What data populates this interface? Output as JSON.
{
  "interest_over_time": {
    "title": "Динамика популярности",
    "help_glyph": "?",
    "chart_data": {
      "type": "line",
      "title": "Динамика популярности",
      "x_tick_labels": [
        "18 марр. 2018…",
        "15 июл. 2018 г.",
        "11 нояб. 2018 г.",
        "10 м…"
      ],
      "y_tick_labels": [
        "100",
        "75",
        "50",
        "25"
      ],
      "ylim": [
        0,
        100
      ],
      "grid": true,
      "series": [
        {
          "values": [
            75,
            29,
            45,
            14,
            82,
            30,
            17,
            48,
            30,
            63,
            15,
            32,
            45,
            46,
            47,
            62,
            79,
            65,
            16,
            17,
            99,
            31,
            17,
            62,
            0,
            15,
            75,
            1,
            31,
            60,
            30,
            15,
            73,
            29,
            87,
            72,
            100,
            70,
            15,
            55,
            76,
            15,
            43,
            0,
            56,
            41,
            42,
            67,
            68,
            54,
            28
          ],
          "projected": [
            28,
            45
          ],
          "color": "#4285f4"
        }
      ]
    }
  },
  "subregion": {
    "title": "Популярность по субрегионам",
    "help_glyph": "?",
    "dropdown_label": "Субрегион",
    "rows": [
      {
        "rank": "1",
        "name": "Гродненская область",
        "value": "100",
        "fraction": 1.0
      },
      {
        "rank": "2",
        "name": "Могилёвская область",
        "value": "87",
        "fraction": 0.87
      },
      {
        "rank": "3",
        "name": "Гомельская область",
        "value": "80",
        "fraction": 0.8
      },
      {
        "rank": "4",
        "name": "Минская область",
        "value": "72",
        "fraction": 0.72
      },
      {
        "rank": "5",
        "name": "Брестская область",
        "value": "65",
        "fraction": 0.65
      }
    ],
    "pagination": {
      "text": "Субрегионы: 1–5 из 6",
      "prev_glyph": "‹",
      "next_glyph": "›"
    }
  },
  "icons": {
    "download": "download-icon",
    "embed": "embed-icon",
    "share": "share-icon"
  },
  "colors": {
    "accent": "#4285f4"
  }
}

▶ [What is expected]: Reproduce every entry shown above, precisely as it stands.

▶ [Full response]:
What data populates this interface? Output as JSON.
{
  "interest_over_time": {
    "title": "Динамика популярности",
    "help_glyph": "?",
    "chart_data": {
      "type": "line",
      "title": "Динамика популярности",
      "x_tick_labels": [
        "18 марр. 2018…",
        "15 июл. 2018 г.",
        "11 нояб. 2018 г.",
        "10 м…"
      ],
      "y_tick_labels": [
        "100",
        "75",
        "50",
        "25"
      ],
      "ylim": [
        0,
        100
      ],
      "grid": true,
      "series": [
        {
          "values": [
            75,
            29,
            45,
            14,
            82,
            30,
            17,
            48,
            30,
            63,
            15,
            32,
            45,
            46,
            47,
            62,
            79,
            65,
            16,
            17,
            99,
            31,
            17,
            62,
            0,
            15,
            75,
            1,
            31,
            60,
            30,
            15,
            73,
            29,
            87,
            72,
            100,
            70,
            15,
            55,
            76,
            15,
            43,
            0,
            56,
            41,
            42,
            67,
            68,
            54,
            28
          ],
          "projected": [
            28,
            45
          ],
          "color": "#4285f4"
        }
      ]
    }
  },
  "subregion": {
    "title": "Популярность по субрегионам",
    "help_glyph": "?",
    "dropdown_label": "Субрегион",
    "rows": [
      {
        "rank": "1",
        "name": "Гродненская область",
        "value": "100",
        "fraction": 1.0
      },
      {
        "rank": "2",
        "name": "Могилёвская область",
        "value": "87",
        "fraction": 0.87
      },
      {
        "rank": "3",
        "name": "Гомельская область",
        "value": "80",
        "fraction": 0.8
      },
      {
        "rank": "4",
        "name": "Минская область",
        "value": "72",
        "fraction": 0.72
      },
      {
        "rank": "5",
        "name": "Брестская область",
        "value": "65",
        "fraction": 0.65
      }
    ],
    "pagination": {
      "text": "Субрегионы: 1–5 из 6",
      "prev_glyph": "‹",
      "next_glyph": "›"
    }
  },
  "icons": {
    "download": "download-icon",
    "embed": "embed-icon",
    "share": "share-icon"
  },
  "colors": {
    "accent": "#4285f4"
  }
}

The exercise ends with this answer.